Return every line of the entries below that contains the string "spinner". Matching is case-sensitive.

[Box coordinate listings]
## Start
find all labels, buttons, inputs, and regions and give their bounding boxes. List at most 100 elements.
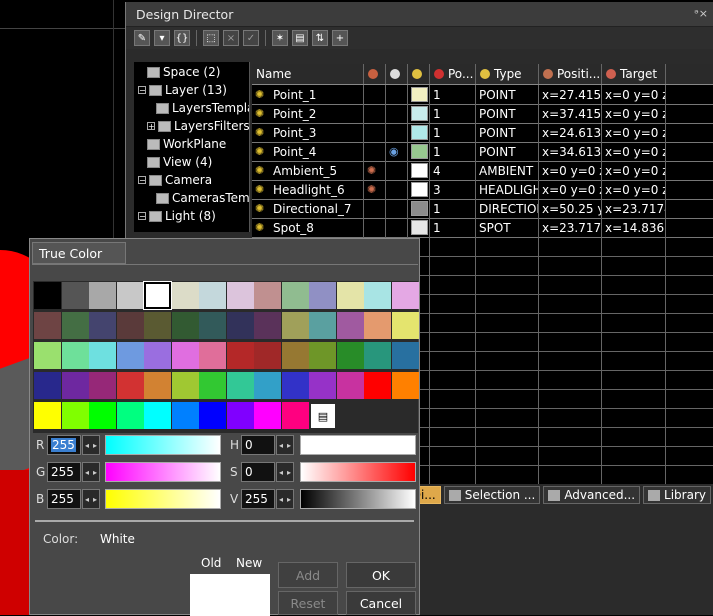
palette-swatch[interactable] <box>144 402 171 429</box>
palette-swatch[interactable] <box>281 402 309 429</box>
palette-swatch[interactable] <box>254 402 281 429</box>
col-target[interactable]: Target <box>602 64 666 84</box>
cell-name[interactable]: ✺ Spot_8 <box>252 218 364 237</box>
palette-swatch[interactable] <box>61 372 89 399</box>
palette-swatch[interactable] <box>116 282 144 309</box>
palette-swatch[interactable] <box>281 372 309 399</box>
s-slider[interactable] <box>300 462 416 482</box>
s-input[interactable]: 0 <box>241 462 275 482</box>
cell-target[interactable]: x=0 y=0 z= <box>602 104 666 123</box>
cell-power[interactable]: 1 <box>430 123 476 142</box>
cell-position[interactable]: x=37.4151 y <box>539 104 602 123</box>
palette-swatch[interactable] <box>171 372 199 399</box>
cell-visible[interactable] <box>386 104 408 123</box>
palette-swatch[interactable] <box>226 372 254 399</box>
tree-view[interactable]: Space (2) − Layer (13) LayersTempla + LayersF… <box>134 62 250 232</box>
cell-target[interactable]: x=0 y=0 z= <box>602 180 666 199</box>
g-spinner[interactable]: ◂ ▸ <box>82 462 100 482</box>
palette-swatch[interactable] <box>281 342 309 369</box>
cell-power[interactable]: 1 <box>430 218 476 237</box>
collapse-icon[interactable]: − <box>138 176 146 185</box>
edit-icon[interactable]: ✎ <box>134 30 150 46</box>
palette-swatch[interactable] <box>144 342 171 369</box>
palette-swatch[interactable] <box>226 312 254 339</box>
cell-power[interactable]: 4 <box>430 161 476 180</box>
ok-button[interactable]: OK <box>346 562 416 588</box>
collapse-icon[interactable]: − <box>138 86 146 95</box>
color-swatch[interactable] <box>411 144 428 159</box>
v-input[interactable]: 255 <box>241 489 275 509</box>
palette-swatch[interactable] <box>116 372 144 399</box>
cell-name[interactable]: ✺ Point_1 <box>252 85 364 104</box>
table-row[interactable]: ✺ Spot_8 1 SPOT x=23.7174 yx=14.8363 y <box>252 218 713 238</box>
color-swatch[interactable] <box>411 106 428 121</box>
cell-type[interactable]: SPOT <box>476 218 539 237</box>
delete-icon[interactable]: × <box>223 30 239 46</box>
dock-tab[interactable]: Selection ... <box>443 486 541 504</box>
expand-icon[interactable]: + <box>147 122 155 131</box>
palette-swatch[interactable] <box>336 342 364 369</box>
cell-color[interactable] <box>408 142 430 161</box>
tree-item[interactable]: − Layer (13) <box>138 81 227 99</box>
col-position[interactable]: Positi... <box>539 64 602 84</box>
cell-position[interactable]: x=0 y=0 z= <box>539 180 602 199</box>
table-row[interactable]: ✺ Point_2 1 POINT x=37.4151 yx=0 y=0 z= <box>252 104 713 124</box>
panel-title-bar[interactable]: Design Director ᵊ× <box>126 2 713 27</box>
palette-swatch[interactable] <box>391 282 419 309</box>
b-spinner[interactable]: ◂ ▸ <box>82 489 100 509</box>
cell-power[interactable]: 1 <box>430 85 476 104</box>
tab-true-color[interactable]: True Color <box>32 242 126 264</box>
cell-on[interactable] <box>364 123 386 142</box>
cell-visible[interactable] <box>386 123 408 142</box>
color-swatch[interactable] <box>411 220 428 235</box>
g-slider[interactable] <box>105 462 221 482</box>
cell-target[interactable]: x=0 y=0 z= <box>602 142 666 161</box>
color-picker-icon[interactable]: ▤ <box>311 404 335 428</box>
palette-swatch[interactable] <box>171 312 199 339</box>
palette-swatch[interactable] <box>116 312 144 339</box>
palette-swatch[interactable] <box>143 281 172 310</box>
table-row[interactable]: ✺ Point_4 ◉ 1 POINT x=34.6134 yx=0 y=0 z= <box>252 142 713 162</box>
palette-swatch[interactable] <box>144 372 171 399</box>
table-row[interactable]: ✺ Ambient_5 ✺ 4 AMBIENT x=0 y=0 z= x=0 y=0 z= <box>252 161 713 181</box>
h-input[interactable]: 0 <box>241 435 275 455</box>
palette-swatch[interactable] <box>309 282 336 309</box>
pin-close-icon[interactable]: ᵊ× <box>694 7 708 20</box>
cell-on[interactable]: ✺ <box>364 180 386 199</box>
sort-icon[interactable]: ⇅ <box>312 30 328 46</box>
cell-color[interactable] <box>408 123 430 142</box>
palette-swatch[interactable] <box>199 312 226 339</box>
cell-position[interactable]: x=34.6134 y <box>539 142 602 161</box>
cell-target[interactable]: x=0 y=0 z= <box>602 123 666 142</box>
cell-position[interactable]: x=27.4155 y <box>539 85 602 104</box>
color-swatch[interactable] <box>411 201 428 216</box>
v-slider[interactable] <box>300 489 416 509</box>
palette-swatch[interactable] <box>281 312 309 339</box>
palette-swatch[interactable] <box>34 282 61 309</box>
palette-swatch[interactable] <box>391 342 419 369</box>
palette-swatch[interactable] <box>254 312 281 339</box>
tree-item[interactable]: View (4) <box>147 153 212 171</box>
cell-position[interactable]: x=50.25 y= <box>539 199 602 218</box>
r-spinner[interactable]: ◂ ▸ <box>82 435 100 455</box>
palette-swatch[interactable] <box>61 282 89 309</box>
cell-on[interactable] <box>364 85 386 104</box>
col-color[interactable] <box>408 64 430 84</box>
cell-color[interactable] <box>408 85 430 104</box>
filter-icon[interactable]: ▾ <box>154 30 170 46</box>
cell-type[interactable]: POINT <box>476 142 539 161</box>
cell-color[interactable] <box>408 218 430 237</box>
table-row[interactable]: ✺ Point_3 1 POINT x=24.6137 yx=0 y=0 z= <box>252 123 713 143</box>
cell-name[interactable]: ✺ Headlight_6 <box>252 180 364 199</box>
cell-target[interactable]: x=14.8363 y <box>602 218 666 237</box>
cell-name[interactable]: ✺ Point_3 <box>252 123 364 142</box>
palette-swatch[interactable] <box>89 342 116 369</box>
tree-item[interactable]: CamerasTemp <box>156 189 249 207</box>
cell-extra[interactable] <box>666 104 713 123</box>
palette-swatch[interactable] <box>171 282 199 309</box>
palette-swatch[interactable] <box>171 402 199 429</box>
palette-swatch[interactable] <box>254 342 281 369</box>
palette-swatch[interactable] <box>34 402 61 429</box>
cell-type[interactable]: AMBIENT <box>476 161 539 180</box>
cell-visible[interactable]: ◉ <box>386 142 408 161</box>
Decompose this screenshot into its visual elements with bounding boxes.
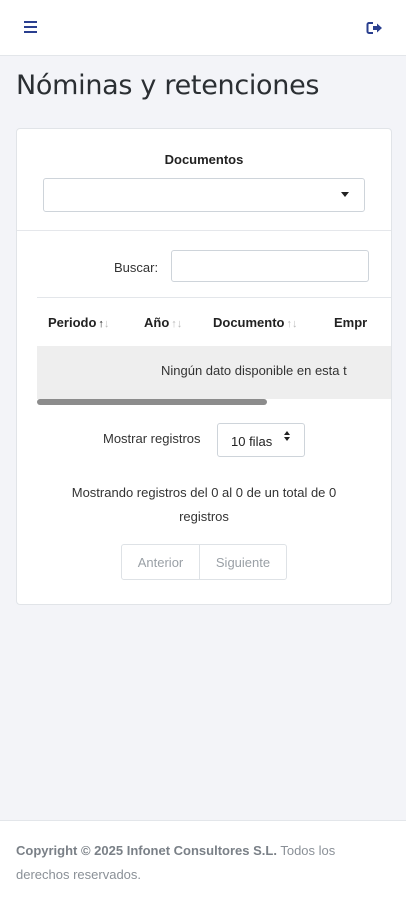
## End
Solution for this problem -
g-spinner[interactable]: ◂ ▸ <box>82 462 100 482</box>
b-spinner[interactable]: ◂ ▸ <box>82 489 100 509</box>
r-spinner[interactable]: ◂ ▸ <box>82 435 100 455</box>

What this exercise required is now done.